### TO BE DONE
Copy each line with the word "Уралтранстром" in it.

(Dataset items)
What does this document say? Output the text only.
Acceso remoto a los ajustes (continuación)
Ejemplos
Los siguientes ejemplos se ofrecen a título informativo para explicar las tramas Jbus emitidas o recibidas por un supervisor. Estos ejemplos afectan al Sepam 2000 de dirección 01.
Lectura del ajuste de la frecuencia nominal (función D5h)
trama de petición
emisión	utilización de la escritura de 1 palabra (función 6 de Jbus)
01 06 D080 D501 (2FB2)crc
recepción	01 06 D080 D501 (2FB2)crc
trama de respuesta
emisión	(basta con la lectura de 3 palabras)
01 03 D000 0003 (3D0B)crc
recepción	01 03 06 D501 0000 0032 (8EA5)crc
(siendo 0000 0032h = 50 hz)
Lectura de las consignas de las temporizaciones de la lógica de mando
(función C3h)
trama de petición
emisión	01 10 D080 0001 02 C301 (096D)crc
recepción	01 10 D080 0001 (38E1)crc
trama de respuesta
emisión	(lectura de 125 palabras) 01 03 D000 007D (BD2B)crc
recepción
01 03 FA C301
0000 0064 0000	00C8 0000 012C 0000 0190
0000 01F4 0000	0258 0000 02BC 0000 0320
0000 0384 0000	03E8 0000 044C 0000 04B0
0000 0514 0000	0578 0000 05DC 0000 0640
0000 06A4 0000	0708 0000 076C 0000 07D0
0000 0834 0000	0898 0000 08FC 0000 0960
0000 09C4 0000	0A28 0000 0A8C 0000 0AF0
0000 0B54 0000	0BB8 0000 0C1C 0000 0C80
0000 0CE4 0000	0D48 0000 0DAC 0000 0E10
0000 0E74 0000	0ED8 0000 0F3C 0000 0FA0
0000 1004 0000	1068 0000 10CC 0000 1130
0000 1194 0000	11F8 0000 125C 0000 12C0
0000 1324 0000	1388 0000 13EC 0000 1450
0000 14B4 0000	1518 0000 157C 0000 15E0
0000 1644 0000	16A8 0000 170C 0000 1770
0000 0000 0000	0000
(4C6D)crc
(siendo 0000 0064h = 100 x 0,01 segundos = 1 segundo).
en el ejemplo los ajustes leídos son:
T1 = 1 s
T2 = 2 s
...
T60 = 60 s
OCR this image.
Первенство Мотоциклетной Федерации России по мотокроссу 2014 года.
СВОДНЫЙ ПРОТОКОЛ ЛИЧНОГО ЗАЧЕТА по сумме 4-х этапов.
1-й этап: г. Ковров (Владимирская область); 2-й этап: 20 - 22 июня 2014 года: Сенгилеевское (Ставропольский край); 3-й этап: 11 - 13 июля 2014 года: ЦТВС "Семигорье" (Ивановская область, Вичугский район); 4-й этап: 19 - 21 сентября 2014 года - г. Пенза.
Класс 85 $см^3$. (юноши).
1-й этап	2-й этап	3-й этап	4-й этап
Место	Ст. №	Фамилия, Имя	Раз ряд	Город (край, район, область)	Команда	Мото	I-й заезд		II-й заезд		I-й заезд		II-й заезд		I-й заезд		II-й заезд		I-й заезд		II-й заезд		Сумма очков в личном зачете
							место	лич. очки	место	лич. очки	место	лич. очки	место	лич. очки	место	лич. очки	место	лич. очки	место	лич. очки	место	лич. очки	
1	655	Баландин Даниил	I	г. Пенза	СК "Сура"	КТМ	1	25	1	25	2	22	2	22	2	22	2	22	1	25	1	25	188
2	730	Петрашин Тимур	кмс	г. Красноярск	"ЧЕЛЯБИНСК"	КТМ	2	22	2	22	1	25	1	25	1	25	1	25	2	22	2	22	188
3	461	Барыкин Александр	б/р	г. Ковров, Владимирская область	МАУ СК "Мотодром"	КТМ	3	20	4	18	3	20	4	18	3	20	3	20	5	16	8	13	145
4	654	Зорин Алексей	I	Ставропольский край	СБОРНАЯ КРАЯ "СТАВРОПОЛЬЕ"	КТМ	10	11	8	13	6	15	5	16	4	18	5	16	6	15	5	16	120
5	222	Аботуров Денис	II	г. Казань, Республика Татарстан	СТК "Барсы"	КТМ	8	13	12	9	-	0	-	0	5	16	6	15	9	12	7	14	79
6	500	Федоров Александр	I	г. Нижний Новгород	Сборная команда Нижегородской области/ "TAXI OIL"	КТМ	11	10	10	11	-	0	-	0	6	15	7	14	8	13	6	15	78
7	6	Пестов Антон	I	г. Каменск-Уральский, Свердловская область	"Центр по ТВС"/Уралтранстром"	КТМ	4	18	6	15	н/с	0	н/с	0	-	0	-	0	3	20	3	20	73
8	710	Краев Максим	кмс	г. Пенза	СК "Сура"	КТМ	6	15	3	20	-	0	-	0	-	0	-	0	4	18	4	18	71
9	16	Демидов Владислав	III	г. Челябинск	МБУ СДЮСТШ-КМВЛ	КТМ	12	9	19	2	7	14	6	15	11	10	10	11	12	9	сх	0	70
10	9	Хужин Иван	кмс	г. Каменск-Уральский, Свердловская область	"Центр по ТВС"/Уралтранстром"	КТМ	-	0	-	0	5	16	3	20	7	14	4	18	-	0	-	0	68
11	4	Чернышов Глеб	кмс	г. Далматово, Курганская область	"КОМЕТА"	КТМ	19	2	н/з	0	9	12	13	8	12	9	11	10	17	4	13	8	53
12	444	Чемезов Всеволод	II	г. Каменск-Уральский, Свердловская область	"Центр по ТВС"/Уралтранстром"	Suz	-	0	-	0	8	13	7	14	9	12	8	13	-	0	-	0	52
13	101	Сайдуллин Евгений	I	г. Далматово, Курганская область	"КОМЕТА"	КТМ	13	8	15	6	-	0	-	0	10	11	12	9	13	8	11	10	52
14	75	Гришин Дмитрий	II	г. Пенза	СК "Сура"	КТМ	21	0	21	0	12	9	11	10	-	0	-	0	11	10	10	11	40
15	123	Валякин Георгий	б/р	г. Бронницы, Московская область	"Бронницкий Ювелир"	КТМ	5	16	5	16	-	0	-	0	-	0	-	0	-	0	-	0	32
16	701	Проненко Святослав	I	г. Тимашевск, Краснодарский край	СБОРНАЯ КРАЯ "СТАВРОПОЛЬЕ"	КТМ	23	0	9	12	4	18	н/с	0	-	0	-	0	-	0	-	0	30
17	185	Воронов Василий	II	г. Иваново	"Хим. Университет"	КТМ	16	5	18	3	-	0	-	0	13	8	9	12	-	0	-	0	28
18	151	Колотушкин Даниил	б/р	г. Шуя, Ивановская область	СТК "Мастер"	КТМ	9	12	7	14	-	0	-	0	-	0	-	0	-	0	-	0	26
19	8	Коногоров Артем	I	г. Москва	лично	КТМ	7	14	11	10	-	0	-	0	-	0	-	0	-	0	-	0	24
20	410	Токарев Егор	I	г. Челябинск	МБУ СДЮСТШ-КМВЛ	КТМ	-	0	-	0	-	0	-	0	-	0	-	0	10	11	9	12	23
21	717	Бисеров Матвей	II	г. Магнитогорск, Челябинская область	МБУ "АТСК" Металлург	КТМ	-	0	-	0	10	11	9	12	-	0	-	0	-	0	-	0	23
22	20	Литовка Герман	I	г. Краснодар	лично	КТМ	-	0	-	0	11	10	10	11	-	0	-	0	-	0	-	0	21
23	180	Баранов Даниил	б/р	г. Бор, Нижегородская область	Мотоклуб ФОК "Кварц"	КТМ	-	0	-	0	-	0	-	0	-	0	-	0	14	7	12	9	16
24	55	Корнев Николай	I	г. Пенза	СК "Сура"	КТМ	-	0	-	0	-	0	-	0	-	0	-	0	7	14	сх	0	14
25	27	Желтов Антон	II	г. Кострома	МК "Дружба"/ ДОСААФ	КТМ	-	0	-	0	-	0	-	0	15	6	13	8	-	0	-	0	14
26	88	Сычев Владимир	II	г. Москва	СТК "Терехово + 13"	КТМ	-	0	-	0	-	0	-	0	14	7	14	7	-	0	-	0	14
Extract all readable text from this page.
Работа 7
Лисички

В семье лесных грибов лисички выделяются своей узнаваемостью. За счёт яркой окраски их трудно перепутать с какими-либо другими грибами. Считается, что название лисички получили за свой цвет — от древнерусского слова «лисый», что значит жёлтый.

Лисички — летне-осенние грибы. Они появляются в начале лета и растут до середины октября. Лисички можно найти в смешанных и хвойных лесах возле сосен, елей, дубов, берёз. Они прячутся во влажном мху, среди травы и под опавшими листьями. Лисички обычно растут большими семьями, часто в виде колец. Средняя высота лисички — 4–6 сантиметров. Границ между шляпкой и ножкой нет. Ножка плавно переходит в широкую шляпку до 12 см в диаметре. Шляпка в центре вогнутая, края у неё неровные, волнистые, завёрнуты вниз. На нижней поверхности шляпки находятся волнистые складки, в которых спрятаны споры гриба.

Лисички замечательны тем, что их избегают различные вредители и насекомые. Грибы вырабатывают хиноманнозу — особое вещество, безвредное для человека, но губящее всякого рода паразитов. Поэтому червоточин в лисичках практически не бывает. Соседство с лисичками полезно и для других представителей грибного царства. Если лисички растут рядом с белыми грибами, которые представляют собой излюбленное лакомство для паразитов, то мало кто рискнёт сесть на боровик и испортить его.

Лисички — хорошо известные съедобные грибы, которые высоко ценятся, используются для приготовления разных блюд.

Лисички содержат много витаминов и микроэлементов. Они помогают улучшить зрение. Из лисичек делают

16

### ANSWER TO THE EXERCISE
7	6	Пестов Антон	I	г. Каменск-Уральский, Свердловская область	"Центр по ТВС"/Уралтранстром"	КТМ	4	18	6	15	н/с	0	н/с	0	-	0	-	0	3	20	3	20	73
10	9	Хужин Иван	кмс	г. Каменск-Уральский, Свердловская область	"Центр по ТВС"/Уралтранстром"	КТМ	-	0	-	0	5	16	3	20	7	14	4	18	-	0	-	0	68
12	444	Чемезов Всеволод	II	г. Каменск-Уральский, Свердловская область	"Центр по ТВС"/Уралтранстром"	Suz	-	0	-	0	8	13	7	14	9	12	8	13	-	0	-	0	52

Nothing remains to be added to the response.